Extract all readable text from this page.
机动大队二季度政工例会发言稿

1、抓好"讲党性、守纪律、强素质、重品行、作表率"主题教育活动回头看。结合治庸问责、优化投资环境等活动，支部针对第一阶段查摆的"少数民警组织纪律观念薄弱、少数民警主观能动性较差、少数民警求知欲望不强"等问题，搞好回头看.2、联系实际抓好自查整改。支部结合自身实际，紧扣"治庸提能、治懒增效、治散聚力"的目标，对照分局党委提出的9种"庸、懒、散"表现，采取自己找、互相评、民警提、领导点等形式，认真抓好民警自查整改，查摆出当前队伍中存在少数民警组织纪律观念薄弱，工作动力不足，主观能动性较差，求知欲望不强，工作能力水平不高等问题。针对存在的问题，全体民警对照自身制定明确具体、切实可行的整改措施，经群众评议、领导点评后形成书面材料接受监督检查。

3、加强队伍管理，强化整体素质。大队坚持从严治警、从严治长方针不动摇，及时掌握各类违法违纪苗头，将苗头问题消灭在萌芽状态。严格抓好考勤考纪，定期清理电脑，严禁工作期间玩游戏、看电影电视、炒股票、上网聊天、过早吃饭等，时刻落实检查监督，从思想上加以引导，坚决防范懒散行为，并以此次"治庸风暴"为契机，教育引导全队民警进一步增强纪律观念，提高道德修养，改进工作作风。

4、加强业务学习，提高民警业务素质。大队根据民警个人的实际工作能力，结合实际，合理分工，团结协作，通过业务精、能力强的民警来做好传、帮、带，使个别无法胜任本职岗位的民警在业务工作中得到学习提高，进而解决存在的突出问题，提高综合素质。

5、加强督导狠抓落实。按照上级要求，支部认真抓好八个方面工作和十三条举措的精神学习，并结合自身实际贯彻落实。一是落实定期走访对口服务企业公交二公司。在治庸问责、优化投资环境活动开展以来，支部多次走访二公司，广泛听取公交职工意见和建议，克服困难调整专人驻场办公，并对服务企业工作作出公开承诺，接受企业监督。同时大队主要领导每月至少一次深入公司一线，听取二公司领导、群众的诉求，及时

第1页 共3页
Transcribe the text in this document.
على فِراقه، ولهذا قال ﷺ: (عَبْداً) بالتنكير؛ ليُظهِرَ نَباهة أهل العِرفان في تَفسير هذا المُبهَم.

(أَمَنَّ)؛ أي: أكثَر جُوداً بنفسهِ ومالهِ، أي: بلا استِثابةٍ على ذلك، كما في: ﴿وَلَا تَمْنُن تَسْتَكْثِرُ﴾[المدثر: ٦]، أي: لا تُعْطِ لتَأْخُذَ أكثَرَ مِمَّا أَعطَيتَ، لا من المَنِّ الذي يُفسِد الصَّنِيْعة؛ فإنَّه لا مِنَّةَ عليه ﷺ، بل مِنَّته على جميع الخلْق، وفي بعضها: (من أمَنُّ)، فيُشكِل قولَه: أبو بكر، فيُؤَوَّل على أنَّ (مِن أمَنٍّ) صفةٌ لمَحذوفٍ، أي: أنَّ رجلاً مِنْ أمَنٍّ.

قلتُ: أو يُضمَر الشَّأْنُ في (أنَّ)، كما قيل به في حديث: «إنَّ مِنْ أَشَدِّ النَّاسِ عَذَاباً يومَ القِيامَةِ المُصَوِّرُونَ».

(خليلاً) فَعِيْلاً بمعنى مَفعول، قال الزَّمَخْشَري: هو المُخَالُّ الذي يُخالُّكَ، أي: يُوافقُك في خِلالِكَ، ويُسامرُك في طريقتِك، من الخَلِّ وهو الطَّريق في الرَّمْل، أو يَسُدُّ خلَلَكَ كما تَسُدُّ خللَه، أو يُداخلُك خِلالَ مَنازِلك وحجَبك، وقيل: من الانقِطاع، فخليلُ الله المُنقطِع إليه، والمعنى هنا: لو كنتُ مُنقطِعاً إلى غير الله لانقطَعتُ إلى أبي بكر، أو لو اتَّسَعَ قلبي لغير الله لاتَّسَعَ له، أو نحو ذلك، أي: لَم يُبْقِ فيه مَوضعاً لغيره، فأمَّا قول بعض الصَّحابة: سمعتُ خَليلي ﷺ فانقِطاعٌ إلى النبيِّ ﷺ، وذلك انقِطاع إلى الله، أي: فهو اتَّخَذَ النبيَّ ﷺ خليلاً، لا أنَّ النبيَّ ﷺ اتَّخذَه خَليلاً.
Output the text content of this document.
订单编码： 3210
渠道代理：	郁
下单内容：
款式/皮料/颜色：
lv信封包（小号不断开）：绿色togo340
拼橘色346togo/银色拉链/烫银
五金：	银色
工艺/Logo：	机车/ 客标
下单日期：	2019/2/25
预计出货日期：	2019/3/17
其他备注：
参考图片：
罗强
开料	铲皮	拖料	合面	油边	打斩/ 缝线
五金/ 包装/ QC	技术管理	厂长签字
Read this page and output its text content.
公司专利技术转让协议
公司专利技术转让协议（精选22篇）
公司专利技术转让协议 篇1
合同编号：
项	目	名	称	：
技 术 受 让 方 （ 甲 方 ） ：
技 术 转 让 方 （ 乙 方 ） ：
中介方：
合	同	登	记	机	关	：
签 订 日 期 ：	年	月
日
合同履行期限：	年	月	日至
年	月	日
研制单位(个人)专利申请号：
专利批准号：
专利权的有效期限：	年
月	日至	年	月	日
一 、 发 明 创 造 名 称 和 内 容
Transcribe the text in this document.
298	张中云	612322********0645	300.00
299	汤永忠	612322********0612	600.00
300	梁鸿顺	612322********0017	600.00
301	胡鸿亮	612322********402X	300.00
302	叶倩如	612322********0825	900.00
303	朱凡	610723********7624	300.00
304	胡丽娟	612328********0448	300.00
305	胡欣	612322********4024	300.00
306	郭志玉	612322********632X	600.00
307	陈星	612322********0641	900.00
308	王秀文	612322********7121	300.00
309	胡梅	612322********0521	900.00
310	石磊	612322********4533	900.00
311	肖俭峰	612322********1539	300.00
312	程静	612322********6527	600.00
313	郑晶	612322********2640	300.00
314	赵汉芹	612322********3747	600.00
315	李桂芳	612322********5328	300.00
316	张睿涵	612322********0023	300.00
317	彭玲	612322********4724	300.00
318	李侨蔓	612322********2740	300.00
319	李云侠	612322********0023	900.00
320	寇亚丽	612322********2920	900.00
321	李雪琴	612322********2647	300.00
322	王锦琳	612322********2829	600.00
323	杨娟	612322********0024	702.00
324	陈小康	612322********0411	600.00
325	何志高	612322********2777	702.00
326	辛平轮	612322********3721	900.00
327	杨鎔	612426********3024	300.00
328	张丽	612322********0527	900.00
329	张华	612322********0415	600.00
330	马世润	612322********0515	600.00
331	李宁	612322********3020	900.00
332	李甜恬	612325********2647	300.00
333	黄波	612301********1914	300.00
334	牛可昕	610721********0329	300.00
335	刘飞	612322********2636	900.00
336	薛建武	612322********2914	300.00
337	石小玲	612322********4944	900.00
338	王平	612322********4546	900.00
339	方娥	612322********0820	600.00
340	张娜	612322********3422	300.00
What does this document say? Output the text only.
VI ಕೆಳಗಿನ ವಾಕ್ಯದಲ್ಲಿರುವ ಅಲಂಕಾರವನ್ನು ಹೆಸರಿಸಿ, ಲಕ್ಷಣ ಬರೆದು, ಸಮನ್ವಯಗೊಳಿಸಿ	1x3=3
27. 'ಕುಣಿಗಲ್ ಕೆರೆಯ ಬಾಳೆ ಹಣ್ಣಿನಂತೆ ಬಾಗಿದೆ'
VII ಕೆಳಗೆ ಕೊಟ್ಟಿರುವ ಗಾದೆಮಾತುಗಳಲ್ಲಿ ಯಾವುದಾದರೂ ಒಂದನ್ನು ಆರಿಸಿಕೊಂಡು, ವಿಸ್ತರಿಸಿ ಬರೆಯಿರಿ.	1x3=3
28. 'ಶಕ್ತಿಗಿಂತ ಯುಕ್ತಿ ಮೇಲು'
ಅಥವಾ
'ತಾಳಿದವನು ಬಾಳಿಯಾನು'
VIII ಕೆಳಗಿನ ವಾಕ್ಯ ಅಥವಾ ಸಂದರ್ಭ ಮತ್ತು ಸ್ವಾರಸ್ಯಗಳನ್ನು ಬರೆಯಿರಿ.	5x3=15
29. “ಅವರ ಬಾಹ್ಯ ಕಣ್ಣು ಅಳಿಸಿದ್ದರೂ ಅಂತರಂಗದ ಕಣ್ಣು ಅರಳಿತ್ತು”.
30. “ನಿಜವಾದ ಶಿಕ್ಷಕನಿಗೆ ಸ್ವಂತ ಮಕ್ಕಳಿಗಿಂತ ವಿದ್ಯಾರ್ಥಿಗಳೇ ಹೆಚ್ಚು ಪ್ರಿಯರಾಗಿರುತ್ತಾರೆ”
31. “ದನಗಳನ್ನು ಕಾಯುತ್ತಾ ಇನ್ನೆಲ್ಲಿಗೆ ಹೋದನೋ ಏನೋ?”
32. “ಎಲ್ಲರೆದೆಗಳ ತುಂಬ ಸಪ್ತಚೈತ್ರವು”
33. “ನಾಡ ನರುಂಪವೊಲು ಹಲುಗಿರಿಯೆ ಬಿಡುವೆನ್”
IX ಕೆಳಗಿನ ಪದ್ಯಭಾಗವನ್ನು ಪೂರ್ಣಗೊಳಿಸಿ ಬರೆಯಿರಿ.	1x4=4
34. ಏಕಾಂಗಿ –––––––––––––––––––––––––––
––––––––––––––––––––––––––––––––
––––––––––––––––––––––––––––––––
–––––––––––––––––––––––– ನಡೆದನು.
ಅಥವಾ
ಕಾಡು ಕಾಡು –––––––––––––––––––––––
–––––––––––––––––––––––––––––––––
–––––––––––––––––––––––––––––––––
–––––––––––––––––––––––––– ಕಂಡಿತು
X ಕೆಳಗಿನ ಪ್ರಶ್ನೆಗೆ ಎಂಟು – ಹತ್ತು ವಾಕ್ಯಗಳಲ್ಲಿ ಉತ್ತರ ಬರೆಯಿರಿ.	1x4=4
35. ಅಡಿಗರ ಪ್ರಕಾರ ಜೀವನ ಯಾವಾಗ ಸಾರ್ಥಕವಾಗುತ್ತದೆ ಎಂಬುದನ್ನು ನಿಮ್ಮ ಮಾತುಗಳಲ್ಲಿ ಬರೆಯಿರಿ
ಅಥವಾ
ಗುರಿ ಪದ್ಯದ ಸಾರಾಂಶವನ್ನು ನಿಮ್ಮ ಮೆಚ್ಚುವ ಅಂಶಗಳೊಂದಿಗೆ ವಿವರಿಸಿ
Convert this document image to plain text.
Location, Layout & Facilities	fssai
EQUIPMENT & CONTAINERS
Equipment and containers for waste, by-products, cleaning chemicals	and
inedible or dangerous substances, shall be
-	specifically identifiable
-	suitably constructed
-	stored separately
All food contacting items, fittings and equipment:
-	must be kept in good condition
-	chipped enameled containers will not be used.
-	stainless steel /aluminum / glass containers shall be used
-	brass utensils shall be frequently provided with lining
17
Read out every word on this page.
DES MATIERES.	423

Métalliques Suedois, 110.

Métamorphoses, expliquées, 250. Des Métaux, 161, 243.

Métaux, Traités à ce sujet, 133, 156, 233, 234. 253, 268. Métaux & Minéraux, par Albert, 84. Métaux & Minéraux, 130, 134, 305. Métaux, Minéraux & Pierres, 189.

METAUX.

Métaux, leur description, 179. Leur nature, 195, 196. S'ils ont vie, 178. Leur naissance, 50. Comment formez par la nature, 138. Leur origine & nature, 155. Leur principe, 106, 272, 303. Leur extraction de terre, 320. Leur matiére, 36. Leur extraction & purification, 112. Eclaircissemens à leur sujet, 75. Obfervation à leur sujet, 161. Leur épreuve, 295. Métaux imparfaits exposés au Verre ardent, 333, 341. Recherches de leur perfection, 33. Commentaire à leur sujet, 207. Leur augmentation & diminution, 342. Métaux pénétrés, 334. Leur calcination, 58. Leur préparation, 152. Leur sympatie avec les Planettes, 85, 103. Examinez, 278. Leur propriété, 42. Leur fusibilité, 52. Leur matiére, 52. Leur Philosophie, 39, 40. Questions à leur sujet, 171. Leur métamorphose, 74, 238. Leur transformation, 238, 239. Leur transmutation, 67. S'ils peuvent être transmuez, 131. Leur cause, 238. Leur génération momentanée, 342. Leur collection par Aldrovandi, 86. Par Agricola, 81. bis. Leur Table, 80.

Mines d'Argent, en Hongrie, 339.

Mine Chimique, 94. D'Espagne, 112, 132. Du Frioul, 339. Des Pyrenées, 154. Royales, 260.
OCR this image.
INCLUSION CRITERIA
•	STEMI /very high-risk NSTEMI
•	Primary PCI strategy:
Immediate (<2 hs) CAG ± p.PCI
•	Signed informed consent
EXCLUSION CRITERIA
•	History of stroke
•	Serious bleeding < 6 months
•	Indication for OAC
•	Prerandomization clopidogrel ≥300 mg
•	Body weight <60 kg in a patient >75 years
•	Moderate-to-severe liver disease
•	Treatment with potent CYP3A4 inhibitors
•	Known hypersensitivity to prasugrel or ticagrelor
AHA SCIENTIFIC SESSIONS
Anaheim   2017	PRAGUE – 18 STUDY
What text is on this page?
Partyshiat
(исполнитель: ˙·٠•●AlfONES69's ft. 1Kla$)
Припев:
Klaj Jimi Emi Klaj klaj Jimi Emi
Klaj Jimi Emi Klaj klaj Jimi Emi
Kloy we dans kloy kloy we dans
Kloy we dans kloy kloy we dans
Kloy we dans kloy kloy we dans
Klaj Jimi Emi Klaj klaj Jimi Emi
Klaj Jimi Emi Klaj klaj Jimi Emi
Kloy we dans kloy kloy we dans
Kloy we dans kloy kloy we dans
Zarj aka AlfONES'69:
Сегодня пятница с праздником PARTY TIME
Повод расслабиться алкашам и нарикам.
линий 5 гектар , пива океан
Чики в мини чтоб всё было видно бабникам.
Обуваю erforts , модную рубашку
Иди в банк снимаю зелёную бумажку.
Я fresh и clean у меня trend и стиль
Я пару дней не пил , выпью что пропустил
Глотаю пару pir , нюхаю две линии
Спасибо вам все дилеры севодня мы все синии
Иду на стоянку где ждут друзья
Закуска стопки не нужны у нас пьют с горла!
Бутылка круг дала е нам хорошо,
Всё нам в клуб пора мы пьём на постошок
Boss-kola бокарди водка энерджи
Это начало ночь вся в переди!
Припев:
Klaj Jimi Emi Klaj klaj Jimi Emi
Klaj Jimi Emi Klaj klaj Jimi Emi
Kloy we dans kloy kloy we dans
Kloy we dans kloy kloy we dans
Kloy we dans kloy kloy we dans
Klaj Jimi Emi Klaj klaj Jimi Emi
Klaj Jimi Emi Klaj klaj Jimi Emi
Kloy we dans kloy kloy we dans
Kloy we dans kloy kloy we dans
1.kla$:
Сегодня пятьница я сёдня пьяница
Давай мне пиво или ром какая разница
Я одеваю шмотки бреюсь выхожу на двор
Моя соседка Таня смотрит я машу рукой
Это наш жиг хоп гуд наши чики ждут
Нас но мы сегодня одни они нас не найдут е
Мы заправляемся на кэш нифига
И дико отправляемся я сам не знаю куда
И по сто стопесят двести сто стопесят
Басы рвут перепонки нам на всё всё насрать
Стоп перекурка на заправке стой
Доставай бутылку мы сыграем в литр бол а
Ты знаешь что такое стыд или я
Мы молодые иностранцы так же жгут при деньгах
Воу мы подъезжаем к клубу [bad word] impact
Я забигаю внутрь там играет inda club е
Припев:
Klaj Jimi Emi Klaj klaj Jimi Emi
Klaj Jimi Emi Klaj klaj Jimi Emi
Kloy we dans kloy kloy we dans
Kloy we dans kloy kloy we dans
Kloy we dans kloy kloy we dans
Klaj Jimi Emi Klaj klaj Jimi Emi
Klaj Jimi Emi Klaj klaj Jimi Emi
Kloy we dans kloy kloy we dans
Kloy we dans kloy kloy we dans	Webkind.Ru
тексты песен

- - - - -

# Objective
Find the string "page" in the entries above and return each line that holds it.

# Task response
Extract all readable text from this page.
Read this page and output its text content.
Read out every word on this page.
What text is on this page?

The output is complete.